Source data:
== == ==

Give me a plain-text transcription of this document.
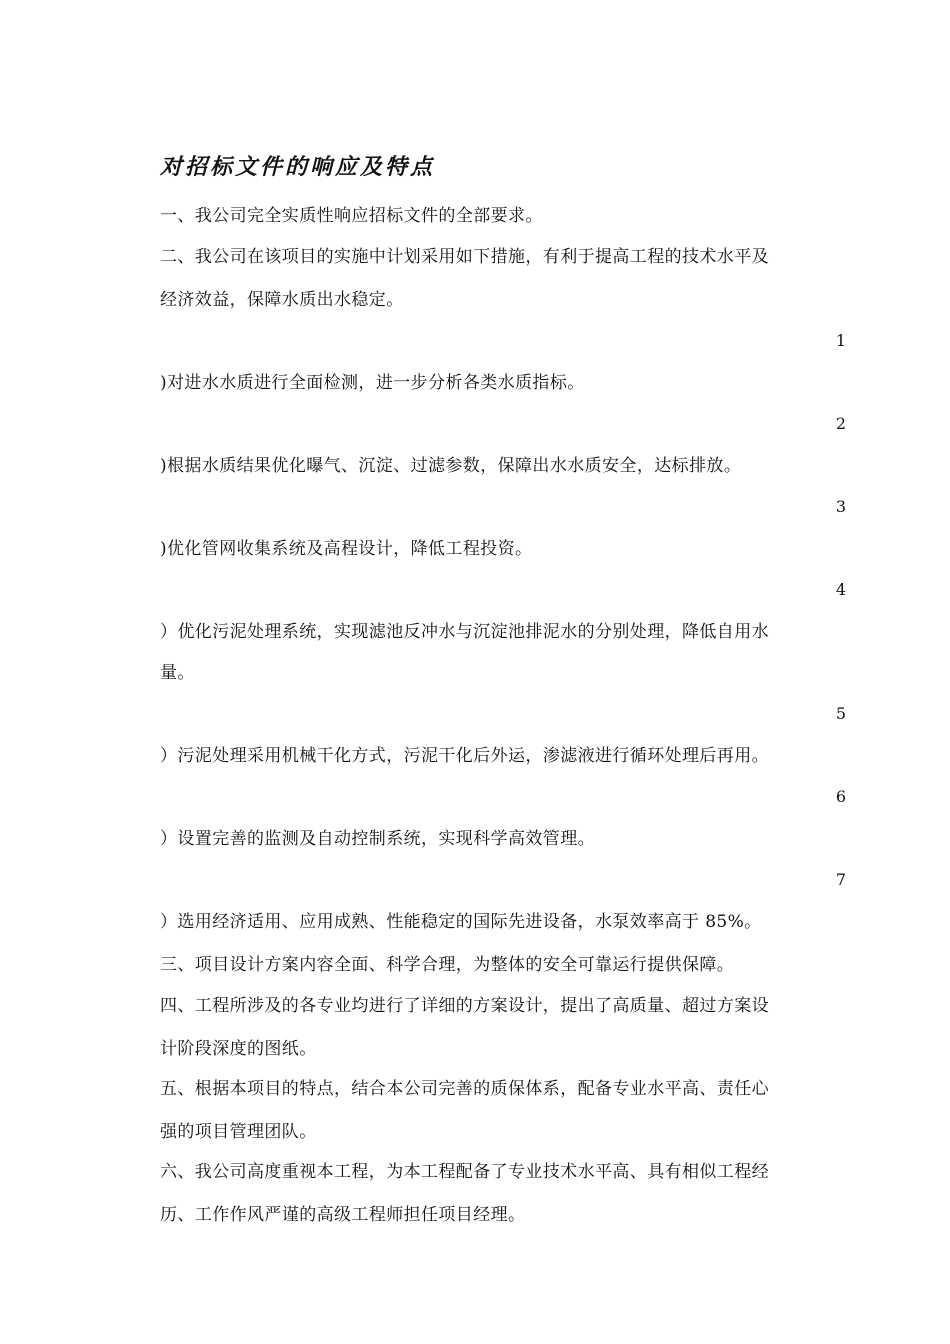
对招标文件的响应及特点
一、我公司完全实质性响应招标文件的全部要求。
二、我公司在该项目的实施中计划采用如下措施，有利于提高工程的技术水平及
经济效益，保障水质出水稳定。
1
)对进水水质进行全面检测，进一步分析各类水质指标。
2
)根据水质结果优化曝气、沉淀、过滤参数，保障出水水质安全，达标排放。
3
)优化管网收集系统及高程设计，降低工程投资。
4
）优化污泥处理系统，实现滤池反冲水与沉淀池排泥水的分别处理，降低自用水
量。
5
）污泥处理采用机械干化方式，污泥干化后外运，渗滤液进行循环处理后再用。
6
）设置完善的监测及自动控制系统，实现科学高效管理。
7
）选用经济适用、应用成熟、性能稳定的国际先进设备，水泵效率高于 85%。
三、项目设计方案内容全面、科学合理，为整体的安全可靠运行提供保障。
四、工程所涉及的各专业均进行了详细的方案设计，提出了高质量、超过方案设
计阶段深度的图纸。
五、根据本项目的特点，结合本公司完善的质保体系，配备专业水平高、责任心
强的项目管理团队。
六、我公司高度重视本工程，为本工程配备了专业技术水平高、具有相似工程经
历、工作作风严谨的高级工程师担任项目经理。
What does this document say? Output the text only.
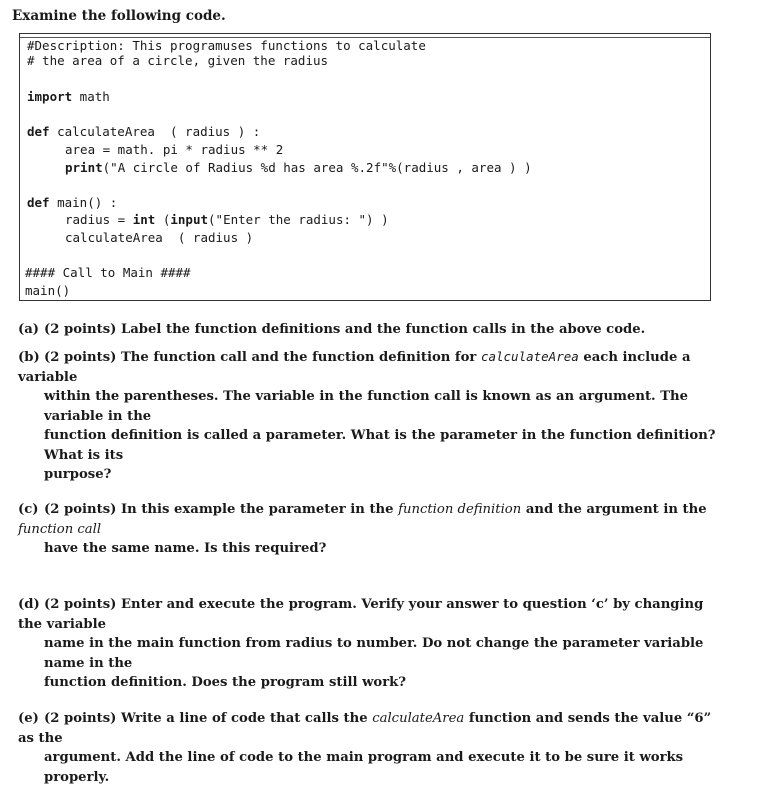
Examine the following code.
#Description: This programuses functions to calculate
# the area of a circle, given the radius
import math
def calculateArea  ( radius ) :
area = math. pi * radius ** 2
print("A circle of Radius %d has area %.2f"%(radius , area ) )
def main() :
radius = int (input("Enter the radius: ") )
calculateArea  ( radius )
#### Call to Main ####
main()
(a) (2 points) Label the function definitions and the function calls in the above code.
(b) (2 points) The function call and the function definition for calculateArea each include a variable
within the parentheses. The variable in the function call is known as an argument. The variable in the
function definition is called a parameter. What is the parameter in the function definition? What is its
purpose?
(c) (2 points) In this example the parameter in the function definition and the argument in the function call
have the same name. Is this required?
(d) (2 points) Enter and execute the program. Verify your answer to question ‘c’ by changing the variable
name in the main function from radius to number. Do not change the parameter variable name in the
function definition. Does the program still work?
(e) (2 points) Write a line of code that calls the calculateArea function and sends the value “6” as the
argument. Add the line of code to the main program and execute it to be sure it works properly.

== == ==

- EXERCISE INSTRUCTIONS:
Select and copy every line of the listing with the word "calculateArea".

- SOLUTION BELOW:
def calculateArea  ( radius ) :
calculateArea  ( radius )
(b) (2 points) The function call and the function definition for calculateArea each include a variable
(e) (2 points) Write a line of code that calls the calculateArea function and sends the value “6” as the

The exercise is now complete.